** start TASK DATA **

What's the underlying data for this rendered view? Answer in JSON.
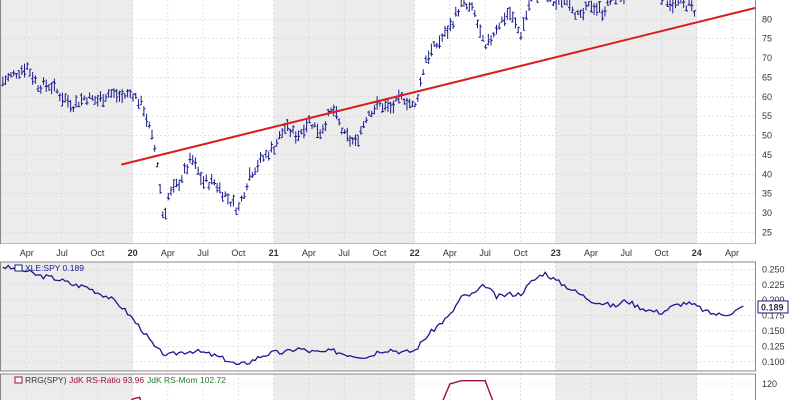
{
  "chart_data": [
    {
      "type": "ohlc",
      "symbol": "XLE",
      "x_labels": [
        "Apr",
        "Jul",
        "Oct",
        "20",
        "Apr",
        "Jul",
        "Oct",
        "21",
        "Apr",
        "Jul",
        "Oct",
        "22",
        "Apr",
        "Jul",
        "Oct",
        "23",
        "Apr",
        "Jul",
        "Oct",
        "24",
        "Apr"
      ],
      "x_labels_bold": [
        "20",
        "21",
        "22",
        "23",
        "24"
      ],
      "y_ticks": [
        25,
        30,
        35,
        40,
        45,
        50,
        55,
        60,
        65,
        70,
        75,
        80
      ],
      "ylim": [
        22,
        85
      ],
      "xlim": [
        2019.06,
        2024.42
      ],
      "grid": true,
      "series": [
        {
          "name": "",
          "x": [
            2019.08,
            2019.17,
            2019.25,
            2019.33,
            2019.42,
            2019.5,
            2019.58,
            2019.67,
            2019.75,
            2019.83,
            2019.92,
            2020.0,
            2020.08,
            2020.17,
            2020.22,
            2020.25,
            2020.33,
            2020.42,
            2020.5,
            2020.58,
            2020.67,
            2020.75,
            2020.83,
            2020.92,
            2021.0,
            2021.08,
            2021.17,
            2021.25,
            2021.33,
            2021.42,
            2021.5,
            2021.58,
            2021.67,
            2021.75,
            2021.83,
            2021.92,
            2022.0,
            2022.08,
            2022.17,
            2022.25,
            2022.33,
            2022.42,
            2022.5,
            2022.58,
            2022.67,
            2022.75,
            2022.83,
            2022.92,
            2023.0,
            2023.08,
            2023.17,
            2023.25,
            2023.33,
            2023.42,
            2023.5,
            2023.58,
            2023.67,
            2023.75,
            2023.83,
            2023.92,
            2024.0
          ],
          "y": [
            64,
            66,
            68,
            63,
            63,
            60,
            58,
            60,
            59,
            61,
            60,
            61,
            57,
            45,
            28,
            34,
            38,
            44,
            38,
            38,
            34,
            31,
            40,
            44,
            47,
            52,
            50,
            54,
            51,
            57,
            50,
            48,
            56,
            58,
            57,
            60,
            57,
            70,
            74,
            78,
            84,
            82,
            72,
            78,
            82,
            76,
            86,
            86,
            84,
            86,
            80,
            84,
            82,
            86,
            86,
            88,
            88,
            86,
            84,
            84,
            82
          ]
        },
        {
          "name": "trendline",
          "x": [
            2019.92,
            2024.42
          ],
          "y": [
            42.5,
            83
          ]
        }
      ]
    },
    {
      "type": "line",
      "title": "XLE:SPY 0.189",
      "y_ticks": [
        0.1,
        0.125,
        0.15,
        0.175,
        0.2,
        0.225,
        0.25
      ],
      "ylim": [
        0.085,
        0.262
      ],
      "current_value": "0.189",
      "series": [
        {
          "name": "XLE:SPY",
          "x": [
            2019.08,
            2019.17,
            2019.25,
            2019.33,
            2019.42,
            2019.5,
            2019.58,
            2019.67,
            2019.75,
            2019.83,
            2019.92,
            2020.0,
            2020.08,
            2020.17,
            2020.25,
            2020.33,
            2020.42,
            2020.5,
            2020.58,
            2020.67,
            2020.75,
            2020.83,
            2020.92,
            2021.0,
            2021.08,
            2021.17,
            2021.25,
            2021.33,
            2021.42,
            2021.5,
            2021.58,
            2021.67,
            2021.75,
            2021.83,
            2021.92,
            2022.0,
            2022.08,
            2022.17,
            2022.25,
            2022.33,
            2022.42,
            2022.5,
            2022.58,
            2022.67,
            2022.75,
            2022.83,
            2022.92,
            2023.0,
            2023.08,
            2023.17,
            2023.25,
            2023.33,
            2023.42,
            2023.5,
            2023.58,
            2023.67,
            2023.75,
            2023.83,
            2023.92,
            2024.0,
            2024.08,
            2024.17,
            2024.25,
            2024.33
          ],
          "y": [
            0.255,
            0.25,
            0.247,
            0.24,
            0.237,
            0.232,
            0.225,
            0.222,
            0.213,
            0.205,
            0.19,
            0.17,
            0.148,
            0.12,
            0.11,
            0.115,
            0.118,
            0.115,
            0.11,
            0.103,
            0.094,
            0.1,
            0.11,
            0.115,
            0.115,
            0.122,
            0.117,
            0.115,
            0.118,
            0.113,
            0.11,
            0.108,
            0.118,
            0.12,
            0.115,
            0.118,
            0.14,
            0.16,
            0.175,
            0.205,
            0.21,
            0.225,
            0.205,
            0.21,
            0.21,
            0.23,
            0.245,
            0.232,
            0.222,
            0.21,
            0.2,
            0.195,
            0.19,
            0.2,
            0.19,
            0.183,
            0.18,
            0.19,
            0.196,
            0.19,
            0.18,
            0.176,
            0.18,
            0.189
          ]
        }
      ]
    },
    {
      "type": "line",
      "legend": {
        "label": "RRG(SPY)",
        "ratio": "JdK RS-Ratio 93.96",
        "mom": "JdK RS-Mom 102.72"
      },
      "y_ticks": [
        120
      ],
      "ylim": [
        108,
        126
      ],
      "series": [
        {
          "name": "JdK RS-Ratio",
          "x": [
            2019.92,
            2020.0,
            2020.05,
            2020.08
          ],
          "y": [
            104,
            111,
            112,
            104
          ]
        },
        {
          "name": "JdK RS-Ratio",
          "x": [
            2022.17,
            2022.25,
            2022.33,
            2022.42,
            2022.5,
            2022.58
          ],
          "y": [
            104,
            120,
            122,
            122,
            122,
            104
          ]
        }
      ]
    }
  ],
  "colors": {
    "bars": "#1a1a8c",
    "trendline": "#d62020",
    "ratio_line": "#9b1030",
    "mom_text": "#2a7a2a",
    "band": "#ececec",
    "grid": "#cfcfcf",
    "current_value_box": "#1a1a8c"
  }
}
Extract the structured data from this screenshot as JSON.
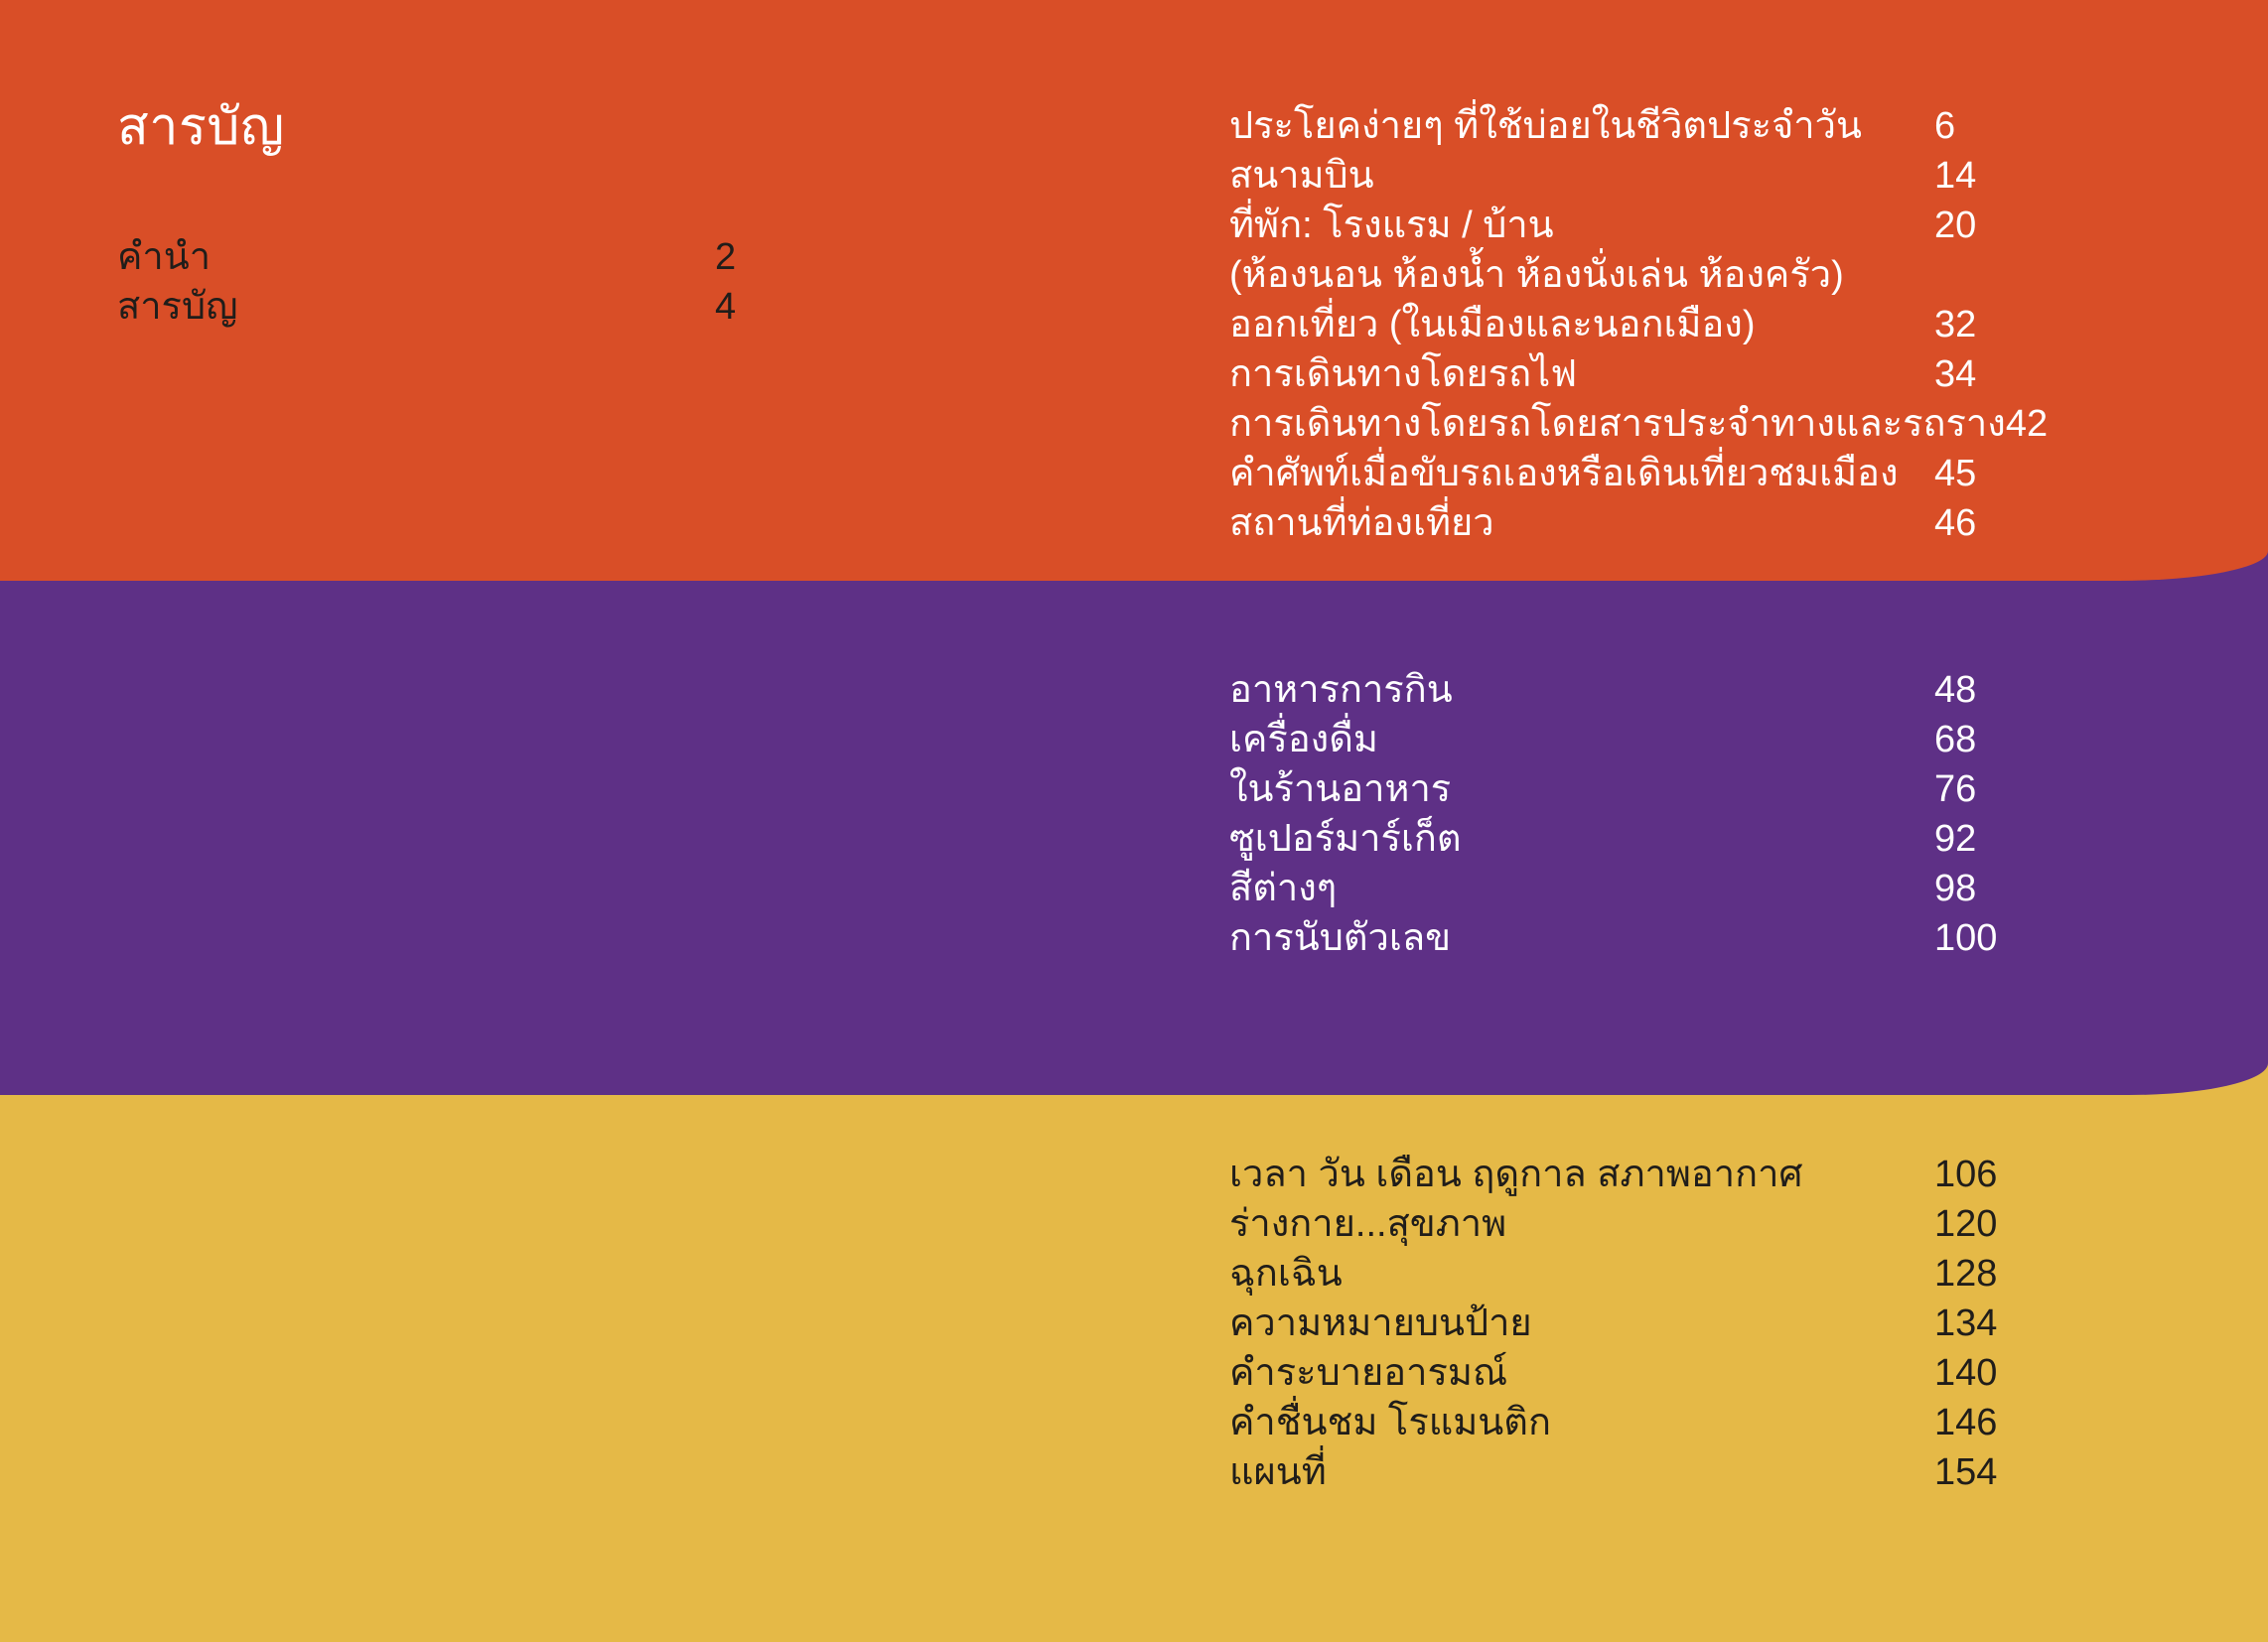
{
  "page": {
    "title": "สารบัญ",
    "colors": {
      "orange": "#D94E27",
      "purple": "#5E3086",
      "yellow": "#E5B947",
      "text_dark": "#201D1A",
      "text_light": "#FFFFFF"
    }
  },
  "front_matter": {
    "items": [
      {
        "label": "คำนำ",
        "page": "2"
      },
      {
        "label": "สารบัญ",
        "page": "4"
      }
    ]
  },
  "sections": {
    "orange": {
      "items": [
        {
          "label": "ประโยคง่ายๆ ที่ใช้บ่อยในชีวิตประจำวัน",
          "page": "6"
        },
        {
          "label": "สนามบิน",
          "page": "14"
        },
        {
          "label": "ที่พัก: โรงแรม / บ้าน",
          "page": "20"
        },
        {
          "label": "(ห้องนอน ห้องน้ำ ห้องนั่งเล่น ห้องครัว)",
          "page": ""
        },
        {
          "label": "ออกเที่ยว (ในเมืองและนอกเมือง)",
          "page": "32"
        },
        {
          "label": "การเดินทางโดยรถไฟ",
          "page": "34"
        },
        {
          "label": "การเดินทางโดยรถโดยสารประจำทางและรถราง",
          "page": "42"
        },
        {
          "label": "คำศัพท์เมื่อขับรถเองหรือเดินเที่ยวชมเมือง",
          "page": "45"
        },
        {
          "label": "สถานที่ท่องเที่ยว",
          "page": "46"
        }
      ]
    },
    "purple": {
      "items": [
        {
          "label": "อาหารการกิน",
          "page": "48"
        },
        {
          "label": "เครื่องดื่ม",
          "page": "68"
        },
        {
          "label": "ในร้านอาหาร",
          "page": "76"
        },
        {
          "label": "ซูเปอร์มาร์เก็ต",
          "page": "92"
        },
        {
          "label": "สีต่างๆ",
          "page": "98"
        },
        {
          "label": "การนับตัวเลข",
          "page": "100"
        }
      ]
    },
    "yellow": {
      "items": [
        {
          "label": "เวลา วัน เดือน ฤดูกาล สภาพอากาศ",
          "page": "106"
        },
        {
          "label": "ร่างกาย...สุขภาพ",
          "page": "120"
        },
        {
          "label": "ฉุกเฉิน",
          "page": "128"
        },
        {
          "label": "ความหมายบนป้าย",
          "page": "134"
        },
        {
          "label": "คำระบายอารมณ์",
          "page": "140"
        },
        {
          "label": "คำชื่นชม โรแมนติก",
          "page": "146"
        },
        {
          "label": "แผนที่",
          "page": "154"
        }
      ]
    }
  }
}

** end TASK DATA **

▸ SHORT EXERCISE
Keep only those lines of the records that hold "name", and return them.

▸ ANSWER
          "name": "",
          "name": "trendline",
          "name": "XLE:SPY",
          "name": "JdK RS-Ratio",
          "name": "JdK RS-Ratio",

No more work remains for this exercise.